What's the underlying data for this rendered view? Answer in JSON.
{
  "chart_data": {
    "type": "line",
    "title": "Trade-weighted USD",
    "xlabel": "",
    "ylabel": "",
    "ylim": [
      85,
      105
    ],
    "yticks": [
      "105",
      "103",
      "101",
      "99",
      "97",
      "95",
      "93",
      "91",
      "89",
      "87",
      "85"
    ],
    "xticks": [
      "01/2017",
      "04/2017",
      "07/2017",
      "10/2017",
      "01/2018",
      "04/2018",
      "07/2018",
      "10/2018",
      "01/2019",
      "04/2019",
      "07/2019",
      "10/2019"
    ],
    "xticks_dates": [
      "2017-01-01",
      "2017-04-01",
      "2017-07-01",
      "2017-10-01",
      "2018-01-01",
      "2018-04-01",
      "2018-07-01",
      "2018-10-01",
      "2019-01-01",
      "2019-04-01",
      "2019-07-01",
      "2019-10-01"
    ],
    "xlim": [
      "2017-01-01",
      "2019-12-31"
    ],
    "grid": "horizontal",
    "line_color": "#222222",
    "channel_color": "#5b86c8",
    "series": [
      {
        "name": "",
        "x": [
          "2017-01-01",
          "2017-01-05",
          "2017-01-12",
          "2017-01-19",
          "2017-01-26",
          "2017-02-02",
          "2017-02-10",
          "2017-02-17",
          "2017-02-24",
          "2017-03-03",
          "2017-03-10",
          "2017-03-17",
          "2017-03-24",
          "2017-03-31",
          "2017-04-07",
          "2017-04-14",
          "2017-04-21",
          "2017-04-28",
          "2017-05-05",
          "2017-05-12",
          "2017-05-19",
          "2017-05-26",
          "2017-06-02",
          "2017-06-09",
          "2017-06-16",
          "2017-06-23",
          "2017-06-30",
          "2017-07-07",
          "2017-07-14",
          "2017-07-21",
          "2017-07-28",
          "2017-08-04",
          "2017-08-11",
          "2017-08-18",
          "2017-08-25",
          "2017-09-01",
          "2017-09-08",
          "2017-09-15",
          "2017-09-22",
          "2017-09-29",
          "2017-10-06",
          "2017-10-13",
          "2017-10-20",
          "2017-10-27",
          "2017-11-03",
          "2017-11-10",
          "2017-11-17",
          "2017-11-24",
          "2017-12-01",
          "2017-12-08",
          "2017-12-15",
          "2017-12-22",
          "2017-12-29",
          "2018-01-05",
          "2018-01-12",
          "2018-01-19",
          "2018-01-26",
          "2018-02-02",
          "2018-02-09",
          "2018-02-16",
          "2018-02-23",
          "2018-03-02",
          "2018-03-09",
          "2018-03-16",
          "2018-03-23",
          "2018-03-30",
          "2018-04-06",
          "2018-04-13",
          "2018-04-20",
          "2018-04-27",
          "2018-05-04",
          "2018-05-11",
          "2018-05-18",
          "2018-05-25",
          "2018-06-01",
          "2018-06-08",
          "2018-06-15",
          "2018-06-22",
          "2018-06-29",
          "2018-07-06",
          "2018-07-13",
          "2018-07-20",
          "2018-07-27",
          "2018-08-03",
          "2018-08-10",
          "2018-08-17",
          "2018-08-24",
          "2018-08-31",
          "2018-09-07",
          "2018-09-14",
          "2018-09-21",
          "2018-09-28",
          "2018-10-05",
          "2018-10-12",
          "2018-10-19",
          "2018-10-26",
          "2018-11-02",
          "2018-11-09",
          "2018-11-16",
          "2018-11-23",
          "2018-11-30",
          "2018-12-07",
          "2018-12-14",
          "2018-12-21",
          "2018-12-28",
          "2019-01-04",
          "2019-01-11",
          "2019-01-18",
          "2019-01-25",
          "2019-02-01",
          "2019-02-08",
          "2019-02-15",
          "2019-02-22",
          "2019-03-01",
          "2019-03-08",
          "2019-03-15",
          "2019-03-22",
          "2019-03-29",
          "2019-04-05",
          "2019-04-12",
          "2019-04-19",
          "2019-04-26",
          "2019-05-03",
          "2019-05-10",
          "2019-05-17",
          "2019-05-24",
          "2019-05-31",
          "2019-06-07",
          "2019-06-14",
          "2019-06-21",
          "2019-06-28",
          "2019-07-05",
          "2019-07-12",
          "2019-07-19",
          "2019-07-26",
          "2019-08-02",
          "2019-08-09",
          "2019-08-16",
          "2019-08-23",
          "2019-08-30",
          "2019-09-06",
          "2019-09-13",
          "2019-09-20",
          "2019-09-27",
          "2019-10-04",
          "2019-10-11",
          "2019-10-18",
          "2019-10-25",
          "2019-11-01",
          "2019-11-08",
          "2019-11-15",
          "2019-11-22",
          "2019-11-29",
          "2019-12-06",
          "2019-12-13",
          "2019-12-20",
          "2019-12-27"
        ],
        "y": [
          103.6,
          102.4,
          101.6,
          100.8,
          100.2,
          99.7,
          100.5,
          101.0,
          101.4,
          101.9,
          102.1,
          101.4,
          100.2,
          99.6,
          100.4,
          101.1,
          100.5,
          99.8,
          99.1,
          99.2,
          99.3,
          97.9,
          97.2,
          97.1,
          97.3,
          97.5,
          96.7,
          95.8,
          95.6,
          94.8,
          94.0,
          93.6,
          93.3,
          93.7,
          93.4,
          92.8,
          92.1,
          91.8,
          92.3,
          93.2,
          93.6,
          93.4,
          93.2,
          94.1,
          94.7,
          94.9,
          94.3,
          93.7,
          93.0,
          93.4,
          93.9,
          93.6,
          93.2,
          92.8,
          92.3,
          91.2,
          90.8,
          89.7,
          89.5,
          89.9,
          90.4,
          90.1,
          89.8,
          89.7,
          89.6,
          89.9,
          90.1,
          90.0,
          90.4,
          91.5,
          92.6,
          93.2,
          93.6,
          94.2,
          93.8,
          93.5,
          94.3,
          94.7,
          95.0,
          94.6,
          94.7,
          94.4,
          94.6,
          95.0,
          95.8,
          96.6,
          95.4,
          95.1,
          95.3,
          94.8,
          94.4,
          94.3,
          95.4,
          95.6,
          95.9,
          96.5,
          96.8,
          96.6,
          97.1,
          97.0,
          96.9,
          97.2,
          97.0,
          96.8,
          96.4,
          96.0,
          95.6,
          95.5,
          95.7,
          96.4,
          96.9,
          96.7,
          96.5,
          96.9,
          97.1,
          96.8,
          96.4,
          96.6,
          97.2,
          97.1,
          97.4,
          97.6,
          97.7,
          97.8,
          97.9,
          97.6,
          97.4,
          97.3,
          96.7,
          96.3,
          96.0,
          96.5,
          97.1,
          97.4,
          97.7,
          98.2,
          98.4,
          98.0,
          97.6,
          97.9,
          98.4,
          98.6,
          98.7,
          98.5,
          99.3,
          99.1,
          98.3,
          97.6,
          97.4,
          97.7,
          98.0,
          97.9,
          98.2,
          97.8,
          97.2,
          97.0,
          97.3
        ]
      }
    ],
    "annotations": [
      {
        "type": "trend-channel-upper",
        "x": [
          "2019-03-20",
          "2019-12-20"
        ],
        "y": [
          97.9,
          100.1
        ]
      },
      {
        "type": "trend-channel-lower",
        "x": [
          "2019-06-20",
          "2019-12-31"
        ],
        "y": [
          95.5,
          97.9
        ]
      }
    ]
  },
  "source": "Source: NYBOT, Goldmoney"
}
○ ○ ○ ○
» What is needed
Say how many lines contain "type", and give nothing but that number.

» Exercise answer
3